Given instruction
Lines that contain the string "ſont" are to be copied; leave out all others.
-- Start of Dataset extract --
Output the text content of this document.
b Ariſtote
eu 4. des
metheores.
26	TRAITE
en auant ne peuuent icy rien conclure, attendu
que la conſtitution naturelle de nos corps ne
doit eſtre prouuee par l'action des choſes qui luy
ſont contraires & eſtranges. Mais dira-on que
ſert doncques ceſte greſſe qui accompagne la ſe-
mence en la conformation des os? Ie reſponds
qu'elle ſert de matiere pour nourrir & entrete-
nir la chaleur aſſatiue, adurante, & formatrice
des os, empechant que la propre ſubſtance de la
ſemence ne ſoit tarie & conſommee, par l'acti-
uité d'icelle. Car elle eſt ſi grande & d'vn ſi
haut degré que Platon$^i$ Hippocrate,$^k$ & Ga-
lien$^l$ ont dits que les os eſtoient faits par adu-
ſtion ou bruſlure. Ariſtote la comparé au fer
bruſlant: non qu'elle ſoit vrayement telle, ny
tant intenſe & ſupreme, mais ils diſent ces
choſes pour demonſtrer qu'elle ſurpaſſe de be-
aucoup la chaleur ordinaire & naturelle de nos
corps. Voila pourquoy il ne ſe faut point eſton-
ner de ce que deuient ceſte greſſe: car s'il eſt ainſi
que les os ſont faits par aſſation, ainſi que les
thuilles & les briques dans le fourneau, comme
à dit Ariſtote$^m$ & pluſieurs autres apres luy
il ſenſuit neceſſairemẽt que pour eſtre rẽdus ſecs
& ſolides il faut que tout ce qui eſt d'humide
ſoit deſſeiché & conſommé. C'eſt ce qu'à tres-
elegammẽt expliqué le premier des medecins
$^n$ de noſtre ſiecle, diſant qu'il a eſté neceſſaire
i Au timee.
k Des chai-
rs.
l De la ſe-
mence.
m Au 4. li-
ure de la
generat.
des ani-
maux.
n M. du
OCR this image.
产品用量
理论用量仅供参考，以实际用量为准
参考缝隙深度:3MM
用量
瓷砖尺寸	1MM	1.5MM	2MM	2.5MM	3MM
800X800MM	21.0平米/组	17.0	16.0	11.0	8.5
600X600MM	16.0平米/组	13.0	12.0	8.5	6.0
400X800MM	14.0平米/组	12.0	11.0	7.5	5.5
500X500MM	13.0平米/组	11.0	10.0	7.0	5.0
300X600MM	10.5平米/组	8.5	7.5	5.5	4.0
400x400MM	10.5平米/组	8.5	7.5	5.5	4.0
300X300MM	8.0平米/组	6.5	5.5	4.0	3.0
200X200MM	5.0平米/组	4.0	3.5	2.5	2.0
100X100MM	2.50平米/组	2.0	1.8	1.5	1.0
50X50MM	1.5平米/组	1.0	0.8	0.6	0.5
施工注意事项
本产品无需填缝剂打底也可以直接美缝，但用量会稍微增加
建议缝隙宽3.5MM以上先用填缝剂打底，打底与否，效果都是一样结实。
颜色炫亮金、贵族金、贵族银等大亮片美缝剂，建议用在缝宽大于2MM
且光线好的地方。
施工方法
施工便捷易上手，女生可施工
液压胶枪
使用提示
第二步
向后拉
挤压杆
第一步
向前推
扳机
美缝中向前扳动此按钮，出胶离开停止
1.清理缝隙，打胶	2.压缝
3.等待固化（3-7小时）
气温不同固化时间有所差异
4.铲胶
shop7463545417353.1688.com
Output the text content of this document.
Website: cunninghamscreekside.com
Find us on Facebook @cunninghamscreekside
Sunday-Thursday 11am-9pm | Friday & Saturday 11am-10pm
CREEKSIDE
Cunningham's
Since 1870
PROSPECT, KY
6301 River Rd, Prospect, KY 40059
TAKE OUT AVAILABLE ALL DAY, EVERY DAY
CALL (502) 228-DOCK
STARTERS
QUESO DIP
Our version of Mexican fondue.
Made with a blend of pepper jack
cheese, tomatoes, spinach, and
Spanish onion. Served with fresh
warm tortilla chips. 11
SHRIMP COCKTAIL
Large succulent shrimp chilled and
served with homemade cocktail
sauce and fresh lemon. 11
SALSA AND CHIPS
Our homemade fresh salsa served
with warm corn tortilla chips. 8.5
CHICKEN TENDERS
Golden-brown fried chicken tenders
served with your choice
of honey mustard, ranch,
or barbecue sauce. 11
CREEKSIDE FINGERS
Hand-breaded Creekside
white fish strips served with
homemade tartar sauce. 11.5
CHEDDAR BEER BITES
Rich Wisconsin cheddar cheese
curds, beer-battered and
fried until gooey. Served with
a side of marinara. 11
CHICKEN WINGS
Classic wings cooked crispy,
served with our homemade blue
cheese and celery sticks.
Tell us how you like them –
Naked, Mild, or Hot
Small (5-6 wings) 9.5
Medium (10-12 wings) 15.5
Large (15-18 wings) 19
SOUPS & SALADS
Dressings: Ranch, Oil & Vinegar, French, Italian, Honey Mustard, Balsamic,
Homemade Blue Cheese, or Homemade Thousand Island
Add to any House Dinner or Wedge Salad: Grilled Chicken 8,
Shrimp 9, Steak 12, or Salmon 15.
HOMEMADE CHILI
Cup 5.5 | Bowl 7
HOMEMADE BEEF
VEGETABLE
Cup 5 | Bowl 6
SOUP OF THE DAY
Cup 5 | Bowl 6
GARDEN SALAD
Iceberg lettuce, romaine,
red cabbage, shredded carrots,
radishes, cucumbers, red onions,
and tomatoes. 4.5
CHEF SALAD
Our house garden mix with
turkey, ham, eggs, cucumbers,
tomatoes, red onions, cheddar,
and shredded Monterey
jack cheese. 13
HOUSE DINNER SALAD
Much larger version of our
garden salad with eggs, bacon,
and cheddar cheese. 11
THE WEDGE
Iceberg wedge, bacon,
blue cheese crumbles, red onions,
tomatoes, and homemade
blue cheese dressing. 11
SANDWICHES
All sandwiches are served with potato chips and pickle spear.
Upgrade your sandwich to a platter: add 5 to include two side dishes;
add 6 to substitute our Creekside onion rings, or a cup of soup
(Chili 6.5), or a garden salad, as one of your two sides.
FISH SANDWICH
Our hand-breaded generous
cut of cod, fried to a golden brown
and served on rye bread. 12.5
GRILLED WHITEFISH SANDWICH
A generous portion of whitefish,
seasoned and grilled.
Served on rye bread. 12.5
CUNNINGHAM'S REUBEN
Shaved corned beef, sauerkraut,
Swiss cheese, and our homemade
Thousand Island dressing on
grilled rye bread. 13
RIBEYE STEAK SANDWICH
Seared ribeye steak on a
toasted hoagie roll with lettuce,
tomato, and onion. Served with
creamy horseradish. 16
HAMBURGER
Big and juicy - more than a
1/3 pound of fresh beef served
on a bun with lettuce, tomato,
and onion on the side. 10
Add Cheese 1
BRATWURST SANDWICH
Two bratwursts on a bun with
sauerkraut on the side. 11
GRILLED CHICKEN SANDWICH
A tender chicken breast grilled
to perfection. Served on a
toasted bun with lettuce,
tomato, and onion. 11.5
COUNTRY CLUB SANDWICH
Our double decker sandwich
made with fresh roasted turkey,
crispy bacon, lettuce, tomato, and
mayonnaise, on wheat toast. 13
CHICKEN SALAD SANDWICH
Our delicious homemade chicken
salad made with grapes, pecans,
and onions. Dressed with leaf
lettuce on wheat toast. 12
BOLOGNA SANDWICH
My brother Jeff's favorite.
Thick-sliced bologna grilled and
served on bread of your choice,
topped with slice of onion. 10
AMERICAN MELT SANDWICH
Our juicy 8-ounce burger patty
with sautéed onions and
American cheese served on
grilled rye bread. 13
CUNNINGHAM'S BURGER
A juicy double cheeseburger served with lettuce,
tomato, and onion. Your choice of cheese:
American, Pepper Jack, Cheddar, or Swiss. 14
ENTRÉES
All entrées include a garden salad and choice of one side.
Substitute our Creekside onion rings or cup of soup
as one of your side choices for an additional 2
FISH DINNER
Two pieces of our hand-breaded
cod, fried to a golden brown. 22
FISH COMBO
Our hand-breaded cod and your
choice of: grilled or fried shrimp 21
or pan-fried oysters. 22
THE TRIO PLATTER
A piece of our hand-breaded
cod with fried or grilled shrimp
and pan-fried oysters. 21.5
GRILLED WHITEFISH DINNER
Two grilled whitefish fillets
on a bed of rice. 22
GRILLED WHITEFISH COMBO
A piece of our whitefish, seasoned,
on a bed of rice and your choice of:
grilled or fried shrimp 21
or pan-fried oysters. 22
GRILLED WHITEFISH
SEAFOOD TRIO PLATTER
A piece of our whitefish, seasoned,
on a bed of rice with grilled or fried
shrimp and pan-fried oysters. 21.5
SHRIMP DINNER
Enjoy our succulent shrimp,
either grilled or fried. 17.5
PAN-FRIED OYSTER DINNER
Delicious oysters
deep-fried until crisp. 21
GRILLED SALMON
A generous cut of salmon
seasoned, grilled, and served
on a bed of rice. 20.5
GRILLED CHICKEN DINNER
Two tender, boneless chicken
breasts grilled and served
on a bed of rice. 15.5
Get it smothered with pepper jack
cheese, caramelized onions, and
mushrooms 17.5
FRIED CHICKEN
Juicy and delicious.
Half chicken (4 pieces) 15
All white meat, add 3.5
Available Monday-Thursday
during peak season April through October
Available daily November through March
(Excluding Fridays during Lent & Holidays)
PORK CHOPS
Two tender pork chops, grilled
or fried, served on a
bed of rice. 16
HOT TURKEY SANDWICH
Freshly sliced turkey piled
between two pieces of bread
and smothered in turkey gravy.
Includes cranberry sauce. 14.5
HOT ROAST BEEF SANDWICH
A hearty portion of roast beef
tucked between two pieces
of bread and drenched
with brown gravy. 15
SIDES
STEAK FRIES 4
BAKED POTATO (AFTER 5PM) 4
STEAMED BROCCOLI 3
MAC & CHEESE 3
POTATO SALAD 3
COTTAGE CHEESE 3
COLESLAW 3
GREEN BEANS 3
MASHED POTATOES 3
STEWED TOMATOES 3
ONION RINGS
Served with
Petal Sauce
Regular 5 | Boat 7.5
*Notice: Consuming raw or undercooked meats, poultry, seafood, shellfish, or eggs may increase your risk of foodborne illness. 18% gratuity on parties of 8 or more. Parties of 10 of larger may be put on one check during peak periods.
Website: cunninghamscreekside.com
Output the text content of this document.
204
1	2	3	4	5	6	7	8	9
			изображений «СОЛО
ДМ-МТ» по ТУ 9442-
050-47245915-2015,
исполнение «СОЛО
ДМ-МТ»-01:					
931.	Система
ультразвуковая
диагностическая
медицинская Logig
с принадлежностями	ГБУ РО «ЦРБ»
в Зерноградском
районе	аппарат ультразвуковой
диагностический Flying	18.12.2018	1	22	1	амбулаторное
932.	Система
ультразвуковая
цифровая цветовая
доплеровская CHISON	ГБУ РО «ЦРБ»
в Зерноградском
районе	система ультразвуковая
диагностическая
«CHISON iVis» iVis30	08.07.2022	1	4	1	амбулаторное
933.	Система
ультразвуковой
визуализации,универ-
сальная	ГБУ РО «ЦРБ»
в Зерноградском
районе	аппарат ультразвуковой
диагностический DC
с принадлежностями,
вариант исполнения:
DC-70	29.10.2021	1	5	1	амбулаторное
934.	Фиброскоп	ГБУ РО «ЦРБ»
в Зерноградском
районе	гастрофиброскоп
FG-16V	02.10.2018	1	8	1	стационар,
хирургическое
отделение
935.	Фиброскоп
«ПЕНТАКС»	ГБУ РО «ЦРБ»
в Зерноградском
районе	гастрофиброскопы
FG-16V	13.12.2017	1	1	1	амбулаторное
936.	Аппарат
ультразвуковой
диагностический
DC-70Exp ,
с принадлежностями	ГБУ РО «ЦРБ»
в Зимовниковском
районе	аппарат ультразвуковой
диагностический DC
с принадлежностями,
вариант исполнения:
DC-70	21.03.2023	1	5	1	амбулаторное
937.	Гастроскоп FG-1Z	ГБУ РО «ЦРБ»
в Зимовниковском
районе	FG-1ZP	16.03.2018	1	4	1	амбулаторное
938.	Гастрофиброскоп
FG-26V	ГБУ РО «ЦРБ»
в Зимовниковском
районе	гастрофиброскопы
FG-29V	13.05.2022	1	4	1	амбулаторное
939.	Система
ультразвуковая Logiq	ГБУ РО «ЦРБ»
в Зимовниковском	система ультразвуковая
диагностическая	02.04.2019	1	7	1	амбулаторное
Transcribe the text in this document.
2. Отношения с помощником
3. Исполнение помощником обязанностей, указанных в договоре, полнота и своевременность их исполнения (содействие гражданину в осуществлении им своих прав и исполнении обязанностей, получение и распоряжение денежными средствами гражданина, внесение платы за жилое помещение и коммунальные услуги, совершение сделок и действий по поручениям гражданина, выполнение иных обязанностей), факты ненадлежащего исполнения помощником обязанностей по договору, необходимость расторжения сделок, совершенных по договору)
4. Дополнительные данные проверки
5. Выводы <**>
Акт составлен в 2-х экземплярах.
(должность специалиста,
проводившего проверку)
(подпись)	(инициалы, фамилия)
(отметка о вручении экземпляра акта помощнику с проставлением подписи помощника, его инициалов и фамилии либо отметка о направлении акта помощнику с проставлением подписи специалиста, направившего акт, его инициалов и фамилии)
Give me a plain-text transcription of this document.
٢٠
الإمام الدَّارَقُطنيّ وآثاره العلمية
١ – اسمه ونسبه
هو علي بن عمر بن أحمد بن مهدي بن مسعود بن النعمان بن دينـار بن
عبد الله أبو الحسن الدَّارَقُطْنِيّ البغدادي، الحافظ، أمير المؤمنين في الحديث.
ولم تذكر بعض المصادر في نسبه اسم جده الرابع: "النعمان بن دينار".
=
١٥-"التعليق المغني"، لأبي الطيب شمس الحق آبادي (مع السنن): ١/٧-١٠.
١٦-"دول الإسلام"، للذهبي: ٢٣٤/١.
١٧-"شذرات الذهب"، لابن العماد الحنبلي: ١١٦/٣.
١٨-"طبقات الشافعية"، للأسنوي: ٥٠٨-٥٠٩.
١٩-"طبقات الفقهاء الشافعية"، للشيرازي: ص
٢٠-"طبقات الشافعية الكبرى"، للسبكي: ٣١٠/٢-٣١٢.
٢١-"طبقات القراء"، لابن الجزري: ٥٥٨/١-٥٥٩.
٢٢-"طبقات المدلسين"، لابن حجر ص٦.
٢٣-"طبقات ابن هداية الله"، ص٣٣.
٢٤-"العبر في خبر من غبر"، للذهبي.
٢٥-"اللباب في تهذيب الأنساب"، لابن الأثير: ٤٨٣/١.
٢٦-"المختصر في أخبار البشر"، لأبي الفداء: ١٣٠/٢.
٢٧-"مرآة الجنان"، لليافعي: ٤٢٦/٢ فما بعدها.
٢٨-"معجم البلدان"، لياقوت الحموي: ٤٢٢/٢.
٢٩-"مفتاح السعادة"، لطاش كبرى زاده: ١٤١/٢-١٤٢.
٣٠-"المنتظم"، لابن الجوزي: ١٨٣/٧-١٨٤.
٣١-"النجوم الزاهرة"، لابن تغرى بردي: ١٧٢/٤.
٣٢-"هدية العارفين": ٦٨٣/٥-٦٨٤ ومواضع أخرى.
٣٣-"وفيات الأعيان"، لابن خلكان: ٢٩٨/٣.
-- End of Dataset extract --
Result for this exercise
ſont contraires & eſtranges. Mais dira-on que
que les os ſont faits par aſſation, ainſi que les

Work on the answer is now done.